• AIM: Print every entry exactly as written.

== EXERCISE MATERIAL

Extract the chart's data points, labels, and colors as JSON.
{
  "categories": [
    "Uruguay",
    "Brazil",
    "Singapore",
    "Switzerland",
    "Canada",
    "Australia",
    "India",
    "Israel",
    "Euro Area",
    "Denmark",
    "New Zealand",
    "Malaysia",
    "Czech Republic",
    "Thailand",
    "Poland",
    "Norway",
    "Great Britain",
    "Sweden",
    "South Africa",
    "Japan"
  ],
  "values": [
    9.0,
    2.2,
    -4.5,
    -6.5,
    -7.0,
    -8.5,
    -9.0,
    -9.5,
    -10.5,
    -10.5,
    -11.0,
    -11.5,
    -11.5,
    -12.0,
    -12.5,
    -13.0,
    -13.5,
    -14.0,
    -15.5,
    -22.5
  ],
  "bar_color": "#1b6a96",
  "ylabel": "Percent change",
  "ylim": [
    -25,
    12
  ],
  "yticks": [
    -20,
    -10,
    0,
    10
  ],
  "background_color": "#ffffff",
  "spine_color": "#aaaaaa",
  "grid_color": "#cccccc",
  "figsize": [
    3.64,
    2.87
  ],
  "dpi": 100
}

====

• ANSWER TO THIS TASK:
Extract the chart's data points, labels, and colors as JSON.
{
  "categories": [
    "Uruguay",
    "Brazil",
    "Singapore",
    "Switzerland",
    "Canada",
    "Australia",
    "India",
    "Israel",
    "Euro Area",
    "Denmark",
    "New Zealand",
    "Malaysia",
    "Czech Republic",
    "Thailand",
    "Poland",
    "Norway",
    "Great Britain",
    "Sweden",
    "South Africa",
    "Japan"
  ],
  "values": [
    9.0,
    2.2,
    -4.5,
    -6.5,
    -7.0,
    -8.5,
    -9.0,
    -9.5,
    -10.5,
    -10.5,
    -11.0,
    -11.5,
    -11.5,
    -12.0,
    -12.5,
    -13.0,
    -13.5,
    -14.0,
    -15.5,
    -22.5
  ],
  "bar_color": "#1b6a96",
  "ylabel": "Percent change",
  "ylim": [
    -25,
    12
  ],
  "yticks": [
    -20,
    -10,
    0,
    10
  ],
  "background_color": "#ffffff",
  "spine_color": "#aaaaaa",
  "grid_color": "#cccccc",
  "figsize": [
    3.64,
    2.87
  ],
  "dpi": 100
}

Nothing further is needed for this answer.